What the task requires >> Gather each line containing the string "radio" from these entries.

>> Begin Records supplied

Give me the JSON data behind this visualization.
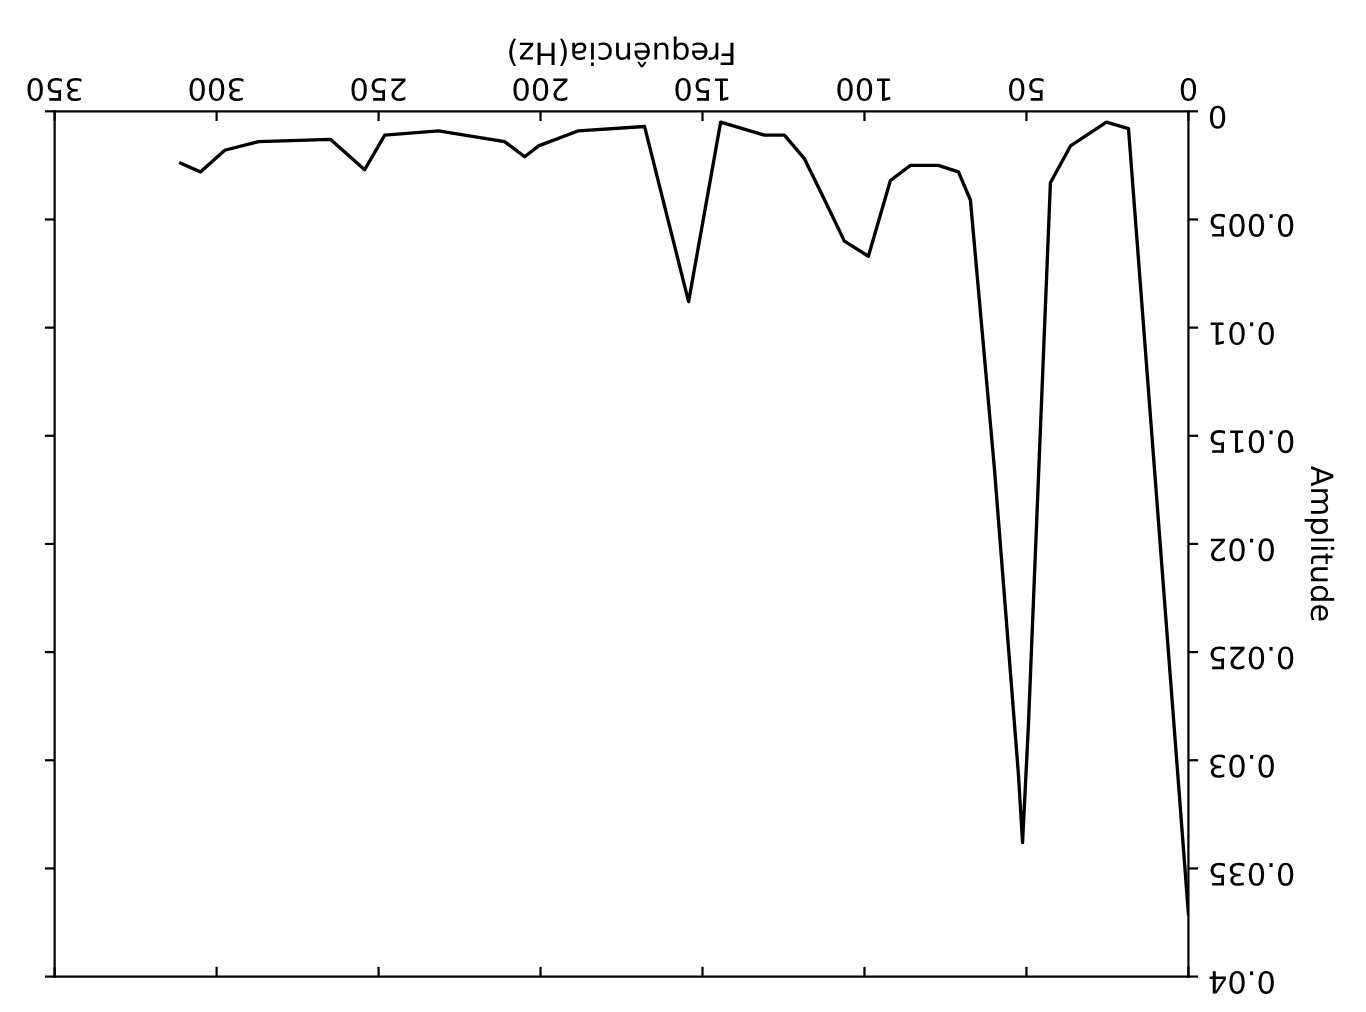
{
  "chart_data": {
    "type": "line",
    "xlabel": "Frequência(Hz)",
    "ylabel": "Amplitude",
    "x": [
      0,
      10.5,
      18.5,
      25.3,
      36.4,
      42.6,
      49.4,
      51.2,
      52.5,
      59.9,
      67.3,
      71.0,
      77.2,
      85.8,
      92.0,
      98.8,
      106.2,
      112.3,
      118.5,
      124.7,
      130.9,
      144.4,
      154.3,
      167.9,
      188.3,
      200.6,
      204.9,
      211.1,
      231.5,
      248.1,
      254.3,
      264.8,
      287.0,
      297.5,
      305.0,
      311.1
    ],
    "series": [
      {
        "color": "#000000",
        "values": [
          0.0371,
          0.0165,
          0.0008,
          0.0005,
          0.0016,
          0.0033,
          0.0284,
          0.0338,
          0.0306,
          0.0165,
          0.0041,
          0.0028,
          0.0025,
          0.0025,
          0.0032,
          0.0067,
          0.006,
          0.0041,
          0.0022,
          0.0011,
          0.0011,
          0.0005,
          0.0088,
          0.0007,
          0.0009,
          0.0016,
          0.0021,
          0.0014,
          0.0009,
          0.0011,
          0.0027,
          0.0013,
          0.0014,
          0.0018,
          0.0028,
          0.0024
        ]
      }
    ],
    "xlim": [
      350,
      0
    ],
    "ylim": [
      0.04,
      0
    ],
    "xticks": [
      0,
      50,
      100,
      150,
      200,
      250,
      300,
      350
    ],
    "yticks": [
      0,
      0.005,
      0.01,
      0.015,
      0.02,
      0.025,
      0.03,
      0.035,
      0.04
    ],
    "grid": false,
    "legend": false,
    "marker": "none",
    "line_style": "solid"
  }
}
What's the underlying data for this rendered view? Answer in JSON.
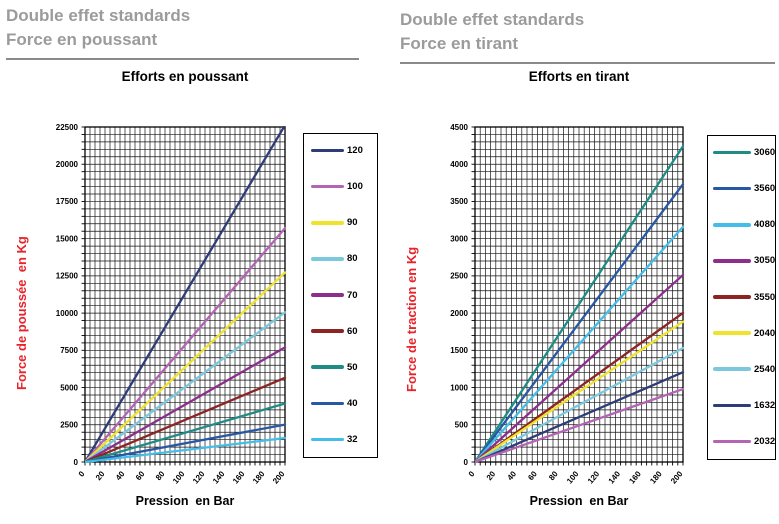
{
  "headers": {
    "left": {
      "line1": "Double effet standards",
      "line2": "Force en poussant"
    },
    "right": {
      "line1": "Double effet standards",
      "line2": "Force en tirant"
    }
  },
  "colors": {
    "axis_title_red": "#e8232a",
    "header_gray": "#9b9b9b",
    "grid": "#151515"
  },
  "chart_data": [
    {
      "type": "line",
      "title": "Efforts en poussant",
      "xlabel": "Pression  en Bar",
      "ylabel": "Force de poussée  en Kg",
      "xlim": [
        0,
        200
      ],
      "ylim": [
        0,
        22500
      ],
      "xticks": [
        0,
        20,
        40,
        60,
        80,
        100,
        120,
        140,
        160,
        180,
        200
      ],
      "yticks": [
        0,
        2500,
        5000,
        7500,
        10000,
        12500,
        15000,
        17500,
        20000,
        22500
      ],
      "grid": true,
      "grid_minor_x_step": 5,
      "grid_minor_y_step": 500,
      "legend_position": "right",
      "x": [
        0,
        200
      ],
      "series": [
        {
          "name": "120",
          "color": "#2e3d78",
          "values": [
            0,
            22620
          ]
        },
        {
          "name": "100",
          "color": "#b464b4",
          "values": [
            0,
            15708
          ]
        },
        {
          "name": "90",
          "color": "#efe32d",
          "values": [
            0,
            12723
          ]
        },
        {
          "name": "80",
          "color": "#7cc8dc",
          "values": [
            0,
            10053
          ]
        },
        {
          "name": "70",
          "color": "#8c2f8c",
          "values": [
            0,
            7697
          ]
        },
        {
          "name": "60",
          "color": "#8c2424",
          "values": [
            0,
            5655
          ]
        },
        {
          "name": "50",
          "color": "#1e8c84",
          "values": [
            0,
            3927
          ]
        },
        {
          "name": "40",
          "color": "#2857a4",
          "values": [
            0,
            2513
          ]
        },
        {
          "name": "32",
          "color": "#44bee8",
          "values": [
            0,
            1608
          ]
        }
      ]
    },
    {
      "type": "line",
      "title": "Efforts en tirant",
      "xlabel": "Pression  en Bar",
      "ylabel": "Force de traction en Kg",
      "xlim": [
        0,
        200
      ],
      "ylim": [
        0,
        4500
      ],
      "xticks": [
        0,
        20,
        40,
        60,
        80,
        100,
        120,
        140,
        160,
        180,
        200
      ],
      "yticks": [
        0,
        500,
        1000,
        1500,
        2000,
        2500,
        3000,
        3500,
        4000,
        4500
      ],
      "grid": true,
      "grid_minor_x_step": 5,
      "grid_minor_y_step": 100,
      "legend_position": "right",
      "x": [
        0,
        200
      ],
      "series": [
        {
          "name": "3060",
          "color": "#1e8c84",
          "values": [
            0,
            4241
          ]
        },
        {
          "name": "3560",
          "color": "#2857a4",
          "values": [
            0,
            3731
          ]
        },
        {
          "name": "4080",
          "color": "#44bee8",
          "values": [
            0,
            3160
          ]
        },
        {
          "name": "3050",
          "color": "#8c2f8c",
          "values": [
            0,
            2513
          ]
        },
        {
          "name": "3550",
          "color": "#8c2424",
          "values": [
            0,
            2003
          ]
        },
        {
          "name": "2040",
          "color": "#efe32d",
          "values": [
            0,
            1885
          ]
        },
        {
          "name": "2540",
          "color": "#7cc8dc",
          "values": [
            0,
            1532
          ]
        },
        {
          "name": "1632",
          "color": "#2e3d78",
          "values": [
            0,
            1206
          ]
        },
        {
          "name": "2032",
          "color": "#b464b4",
          "values": [
            0,
            980
          ]
        }
      ]
    }
  ]
}
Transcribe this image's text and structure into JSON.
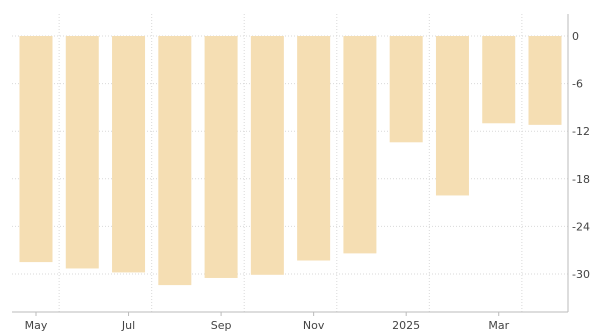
{
  "chart_data": {
    "type": "bar",
    "title": "",
    "xlabel": "",
    "ylabel": "",
    "ylim": [
      -33,
      0
    ],
    "y_ticks": [
      0,
      -6,
      -12,
      -18,
      -24,
      -30
    ],
    "y_tick_labels": [
      "0",
      "-6",
      "-12",
      "-18",
      "-24",
      "-30"
    ],
    "y_axis_side": "right",
    "x_tick_labels": [
      "May",
      "Jul",
      "Sep",
      "Nov",
      "2025",
      "Mar"
    ],
    "categories": [
      "2024-05",
      "2024-06",
      "2024-07",
      "2024-08",
      "2024-09",
      "2024-10",
      "2024-11",
      "2024-12",
      "2025-01",
      "2025-02",
      "2025-03",
      "2025-04"
    ],
    "values": [
      -28.5,
      -29.3,
      -29.8,
      -31.4,
      -30.5,
      -30.1,
      -28.3,
      -27.4,
      -13.4,
      -20.1,
      -11.0,
      -11.2
    ],
    "grid": "dotted vertical and horizontal",
    "legend": "none",
    "colors": {
      "bar": "#f5deb3",
      "grid": "#d9d9d9",
      "axis": "#bbbbbb",
      "tick_text": "#444444"
    }
  }
}
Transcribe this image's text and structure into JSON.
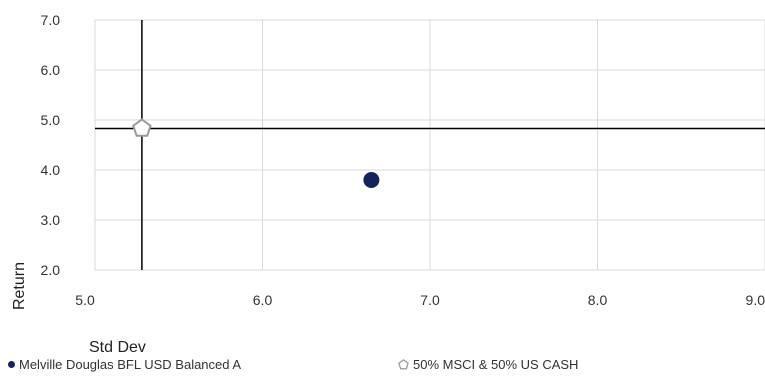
{
  "chart_data": {
    "type": "scatter",
    "xlabel": "Std Dev",
    "ylabel": "Return",
    "xlim": [
      5.0,
      9.0
    ],
    "ylim": [
      2.0,
      7.0
    ],
    "xticks": [
      "5.0",
      "6.0",
      "7.0",
      "8.0",
      "9.0"
    ],
    "yticks": [
      "2.0",
      "3.0",
      "4.0",
      "5.0",
      "6.0",
      "7.0"
    ],
    "grid": true,
    "legend_position": "bottom",
    "series": [
      {
        "name": "Melville Douglas BFL USD Balanced A",
        "marker": "circle",
        "color": "#14235a",
        "points": [
          {
            "x": 6.65,
            "y": 3.8
          }
        ]
      },
      {
        "name": "50% MSCI & 50% US CASH",
        "marker": "pentagon",
        "color": "#9a9a9a",
        "points": [
          {
            "x": 5.28,
            "y": 4.83
          }
        ]
      }
    ],
    "reference_lines": {
      "x": 5.28,
      "y": 4.83,
      "color": "#000000"
    }
  }
}
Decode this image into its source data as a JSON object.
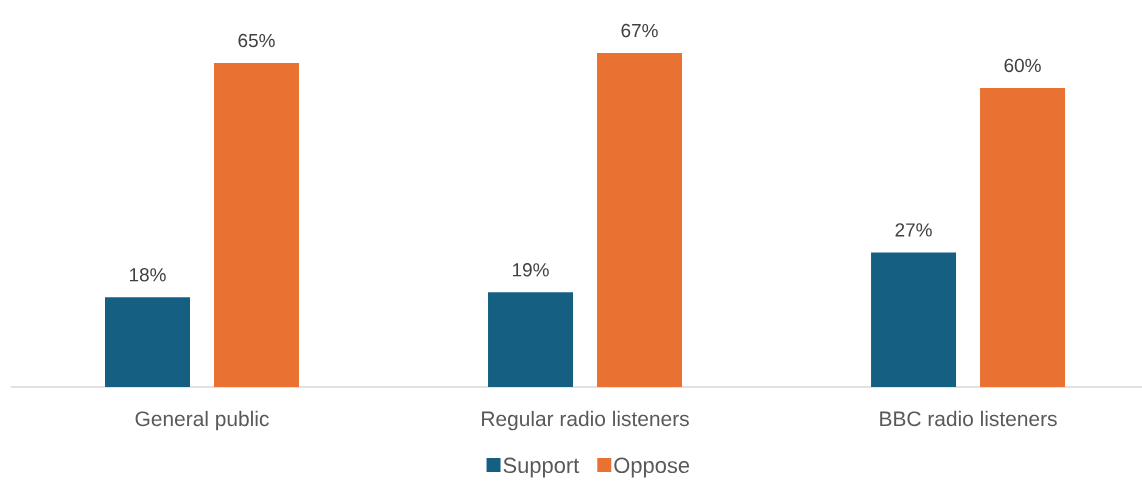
{
  "chart_data": {
    "type": "bar",
    "categories": [
      "General public",
      "Regular radio listeners",
      "BBC radio listeners"
    ],
    "series": [
      {
        "name": "Support",
        "color": "#156082",
        "values": [
          18,
          19,
          27
        ],
        "value_labels": [
          "18%",
          "19%",
          "27%"
        ]
      },
      {
        "name": "Oppose",
        "color": "#e97132",
        "values": [
          65,
          67,
          60
        ],
        "value_labels": [
          "65%",
          "67%",
          "60%"
        ]
      }
    ],
    "legend": "bottom"
  }
}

>> End Records supplied

Result for this task >>
      "Regular radio listeners",
      "BBC radio listeners"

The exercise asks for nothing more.